══ LISTING
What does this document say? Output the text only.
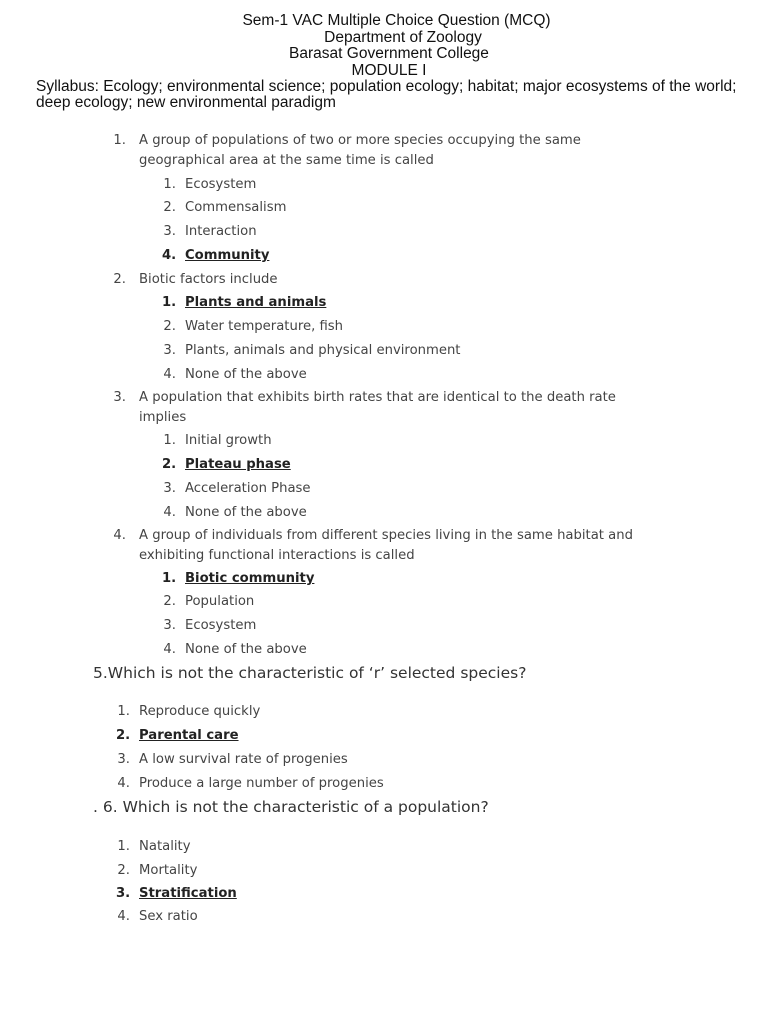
Sem-1 VAC Multiple Choice Question (MCQ)
Department of Zoology
Barasat Government College
MODULE I
Syllabus: Ecology; environmental science; population ecology; habitat; major ecosystems of the world; deep ecology; new environmental paradigm
1. A group of populations of two or more species occupying the same
geographical area at the same time is called
1. Ecosystem
2. Commensalism
3. Interaction
4. Community
2. Biotic factors include
1. Plants and animals
2. Water temperature, fish
3. Plants, animals and physical environment
4. None of the above
3. A population that exhibits birth rates that are identical to the death rate
implies
1. Initial growth
2. Plateau phase
3. Acceleration Phase
4. None of the above
4. A group of individuals from different species living in the same habitat and
exhibiting functional interactions is called
1. Biotic community
2. Population
3. Ecosystem
4. None of the above
5.Which is not the characteristic of ‘r’ selected species?
1. Reproduce quickly
2. Parental care
3. A low survival rate of progenies
4. Produce a large number of progenies
. 6. Which is not the characteristic of a population?
1. Natality
2. Mortality
3. Stratification
4. Sex ratio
════
* [WHAT IS EXPECTED]: Without the pictures, transcribe the listing above exactly.

* [THE SOLUTION]:
What does this document say? Output the text only.
Sem-1 VAC Multiple Choice Question (MCQ)
Department of Zoology
Barasat Government College
MODULE I
Syllabus: Ecology; environmental science; population ecology; habitat; major ecosystems of the world; deep ecology; new environmental paradigm
1. A group of populations of two or more species occupying the same
geographical area at the same time is called
1. Ecosystem
2. Commensalism
3. Interaction
4. Community
2. Biotic factors include
1. Plants and animals
2. Water temperature, fish
3. Plants, animals and physical environment
4. None of the above
3. A population that exhibits birth rates that are identical to the death rate
implies
1. Initial growth
2. Plateau phase
3. Acceleration Phase
4. None of the above
4. A group of individuals from different species living in the same habitat and
exhibiting functional interactions is called
1. Biotic community
2. Population
3. Ecosystem
4. None of the above
5.Which is not the characteristic of ‘r’ selected species?
1. Reproduce quickly
2. Parental care
3. A low survival rate of progenies
4. Produce a large number of progenies
. 6. Which is not the characteristic of a population?
1. Natality
2. Mortality
3. Stratification
4. Sex ratio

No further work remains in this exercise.